* 页面原文
↓↓↓
To develop this shentigan theory, I have engaged with a few research topics and types of fieldwork: “Qi and Meditation,” “The Sense of Comfort and Consumption of Antique Furniture in Modern Taiwan,” “The Taste of Aged Puer Tea and Its Globalization,” “Qingxiang (清香, fresh and fragrant) Taste and Taiwan’s High-Mountain Tea,” and “Everyday Modernity among Yunnan Tibetans.” I hope these projects will demonstrate the theoretical potential of the shentigan approach.
↑↑↑
* 指定任务 1
判断下列三项陈述是否与页面原文相符，逐项回答“是”或“否”，并原样引用原文中起决定作用的词句。(a) 文中为发展 shentigan 理论而参与了若干研究课题与田野调查。(b) 所列课题之一关注云南藏族的日常现代性。(c) 所列课题之一探讨中国大陆古董家具的舒适感与消费。
* 指定任务 2
从页面原文中摘录以含有“To develop this”的词语开头、以“the shentigan approach.”结尾的部分，一字不改地抄出。

[数据摘录]
↓↓↓
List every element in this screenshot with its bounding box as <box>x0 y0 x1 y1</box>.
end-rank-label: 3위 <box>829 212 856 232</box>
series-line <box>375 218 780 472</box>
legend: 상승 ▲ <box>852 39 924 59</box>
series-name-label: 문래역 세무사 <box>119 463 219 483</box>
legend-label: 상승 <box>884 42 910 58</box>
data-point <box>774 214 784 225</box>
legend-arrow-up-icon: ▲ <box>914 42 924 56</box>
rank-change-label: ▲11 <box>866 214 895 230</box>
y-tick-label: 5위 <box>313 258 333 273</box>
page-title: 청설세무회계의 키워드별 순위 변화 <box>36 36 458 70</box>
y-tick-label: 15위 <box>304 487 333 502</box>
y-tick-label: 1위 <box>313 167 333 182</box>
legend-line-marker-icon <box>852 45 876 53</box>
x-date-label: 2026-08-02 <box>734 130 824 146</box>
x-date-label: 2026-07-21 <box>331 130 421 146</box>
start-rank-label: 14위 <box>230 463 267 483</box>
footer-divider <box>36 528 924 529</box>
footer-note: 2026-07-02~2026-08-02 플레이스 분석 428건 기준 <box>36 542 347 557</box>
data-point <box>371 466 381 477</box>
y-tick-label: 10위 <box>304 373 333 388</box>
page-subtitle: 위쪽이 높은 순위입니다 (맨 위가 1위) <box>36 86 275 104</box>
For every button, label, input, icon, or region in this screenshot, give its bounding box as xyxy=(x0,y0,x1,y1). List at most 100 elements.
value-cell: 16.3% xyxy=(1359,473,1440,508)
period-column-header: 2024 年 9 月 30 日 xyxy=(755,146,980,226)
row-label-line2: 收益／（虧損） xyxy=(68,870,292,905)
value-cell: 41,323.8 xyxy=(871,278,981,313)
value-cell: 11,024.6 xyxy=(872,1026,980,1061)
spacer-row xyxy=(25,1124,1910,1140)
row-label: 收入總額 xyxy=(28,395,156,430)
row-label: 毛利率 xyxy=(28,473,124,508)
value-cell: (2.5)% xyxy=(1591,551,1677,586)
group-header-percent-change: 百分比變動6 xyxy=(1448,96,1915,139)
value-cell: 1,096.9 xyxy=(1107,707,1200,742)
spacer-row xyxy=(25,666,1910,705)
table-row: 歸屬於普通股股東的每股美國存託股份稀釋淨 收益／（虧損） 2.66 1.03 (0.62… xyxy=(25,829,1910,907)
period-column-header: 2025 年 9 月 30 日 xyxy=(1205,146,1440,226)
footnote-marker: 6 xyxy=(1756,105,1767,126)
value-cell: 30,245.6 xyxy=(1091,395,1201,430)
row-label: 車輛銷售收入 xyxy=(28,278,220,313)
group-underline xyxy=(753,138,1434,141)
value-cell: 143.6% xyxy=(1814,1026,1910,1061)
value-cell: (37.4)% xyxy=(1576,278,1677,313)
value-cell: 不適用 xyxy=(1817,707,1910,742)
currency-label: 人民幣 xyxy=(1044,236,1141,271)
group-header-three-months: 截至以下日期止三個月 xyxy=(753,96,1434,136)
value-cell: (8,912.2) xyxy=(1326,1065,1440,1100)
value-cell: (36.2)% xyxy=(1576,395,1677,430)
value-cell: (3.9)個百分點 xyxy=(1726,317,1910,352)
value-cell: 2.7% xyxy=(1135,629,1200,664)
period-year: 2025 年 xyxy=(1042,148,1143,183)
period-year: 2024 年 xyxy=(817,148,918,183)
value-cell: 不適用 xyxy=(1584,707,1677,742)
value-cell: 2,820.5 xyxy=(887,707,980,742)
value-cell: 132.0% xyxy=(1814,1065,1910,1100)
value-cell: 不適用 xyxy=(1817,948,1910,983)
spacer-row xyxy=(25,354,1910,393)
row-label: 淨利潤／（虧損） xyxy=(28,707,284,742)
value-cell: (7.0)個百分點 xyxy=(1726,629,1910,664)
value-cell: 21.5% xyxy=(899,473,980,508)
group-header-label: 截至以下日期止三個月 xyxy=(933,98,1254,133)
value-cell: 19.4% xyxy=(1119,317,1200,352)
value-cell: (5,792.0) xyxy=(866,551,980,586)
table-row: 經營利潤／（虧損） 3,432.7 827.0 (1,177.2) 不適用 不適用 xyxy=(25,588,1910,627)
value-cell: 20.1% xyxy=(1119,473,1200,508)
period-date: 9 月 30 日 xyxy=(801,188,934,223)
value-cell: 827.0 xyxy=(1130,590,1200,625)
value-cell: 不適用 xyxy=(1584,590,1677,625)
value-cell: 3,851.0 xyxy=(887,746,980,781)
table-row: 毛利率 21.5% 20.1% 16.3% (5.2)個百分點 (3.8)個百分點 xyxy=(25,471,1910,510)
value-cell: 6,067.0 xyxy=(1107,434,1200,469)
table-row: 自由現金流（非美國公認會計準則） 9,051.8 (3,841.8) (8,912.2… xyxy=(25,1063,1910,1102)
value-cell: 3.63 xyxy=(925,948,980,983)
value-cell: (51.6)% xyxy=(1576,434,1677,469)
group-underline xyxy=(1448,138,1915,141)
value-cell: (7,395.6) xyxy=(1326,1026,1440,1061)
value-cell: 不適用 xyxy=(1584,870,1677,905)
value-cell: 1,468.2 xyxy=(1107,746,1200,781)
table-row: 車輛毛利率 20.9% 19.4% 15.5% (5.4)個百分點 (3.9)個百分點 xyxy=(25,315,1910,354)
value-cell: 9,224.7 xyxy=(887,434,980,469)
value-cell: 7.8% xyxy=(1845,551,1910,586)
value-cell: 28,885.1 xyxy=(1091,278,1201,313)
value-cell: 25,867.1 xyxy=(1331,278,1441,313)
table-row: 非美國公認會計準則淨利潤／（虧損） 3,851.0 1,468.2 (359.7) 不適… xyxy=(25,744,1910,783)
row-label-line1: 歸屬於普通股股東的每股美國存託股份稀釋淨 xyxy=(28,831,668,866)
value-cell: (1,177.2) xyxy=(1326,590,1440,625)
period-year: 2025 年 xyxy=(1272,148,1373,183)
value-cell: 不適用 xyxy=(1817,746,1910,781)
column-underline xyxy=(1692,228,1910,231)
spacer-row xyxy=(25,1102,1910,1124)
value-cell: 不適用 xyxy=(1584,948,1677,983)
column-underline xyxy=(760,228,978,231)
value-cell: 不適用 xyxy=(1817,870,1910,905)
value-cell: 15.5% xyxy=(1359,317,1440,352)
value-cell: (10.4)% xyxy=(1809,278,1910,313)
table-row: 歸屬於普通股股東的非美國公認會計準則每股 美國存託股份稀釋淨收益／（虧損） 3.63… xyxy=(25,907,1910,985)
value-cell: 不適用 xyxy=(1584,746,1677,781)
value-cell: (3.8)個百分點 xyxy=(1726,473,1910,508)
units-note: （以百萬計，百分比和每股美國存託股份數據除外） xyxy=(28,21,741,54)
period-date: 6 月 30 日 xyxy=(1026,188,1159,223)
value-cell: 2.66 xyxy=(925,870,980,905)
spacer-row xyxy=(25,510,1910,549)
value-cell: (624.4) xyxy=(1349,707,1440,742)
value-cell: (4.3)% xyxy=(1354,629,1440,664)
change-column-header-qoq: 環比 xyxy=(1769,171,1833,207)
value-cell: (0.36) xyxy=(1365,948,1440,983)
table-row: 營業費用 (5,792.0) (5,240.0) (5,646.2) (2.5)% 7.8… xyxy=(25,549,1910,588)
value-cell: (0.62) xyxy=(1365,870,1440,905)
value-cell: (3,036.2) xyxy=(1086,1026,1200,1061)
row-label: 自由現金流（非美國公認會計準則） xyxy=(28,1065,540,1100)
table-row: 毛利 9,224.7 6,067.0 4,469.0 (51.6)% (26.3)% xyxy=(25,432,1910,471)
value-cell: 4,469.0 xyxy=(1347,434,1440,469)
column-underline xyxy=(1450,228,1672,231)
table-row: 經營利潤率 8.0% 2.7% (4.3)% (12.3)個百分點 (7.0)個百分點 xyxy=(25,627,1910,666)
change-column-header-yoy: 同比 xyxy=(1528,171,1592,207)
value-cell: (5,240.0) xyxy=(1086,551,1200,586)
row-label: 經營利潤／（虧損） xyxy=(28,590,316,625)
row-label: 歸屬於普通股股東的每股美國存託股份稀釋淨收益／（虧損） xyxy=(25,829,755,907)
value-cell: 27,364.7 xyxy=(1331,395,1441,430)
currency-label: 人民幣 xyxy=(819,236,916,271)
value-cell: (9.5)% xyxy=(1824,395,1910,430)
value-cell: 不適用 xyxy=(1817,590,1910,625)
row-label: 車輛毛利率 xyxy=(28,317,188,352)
↑↑↑
* 问题解答 1
(a) 是。“I have engaged with a few research topics and types of fieldwork”
(b) 是。“Everyday Modernity among Yunnan Tibetans”
(c) 否。“The Sense of Comfort and Consumption of Antique Furniture in Modern Taiwan”

* 问题解答 2
To develop this shentigan theory, I have engaged with a few research topics and types of fieldwork: “Qi and Meditation,” “The Sense of Comfort and Consumption of Antique Furniture in Modern Taiwan,” “The Taste of Aged Puer Tea and Its Globalization,” “Qingxiang (清香, fresh and fragrant) Taste and Taiwan’s High-Mountain Tea,” and “Everyday Modernity among Yunnan Tibetans.” I hope these projects will demonstrate the theoretical potential of the shentigan approach.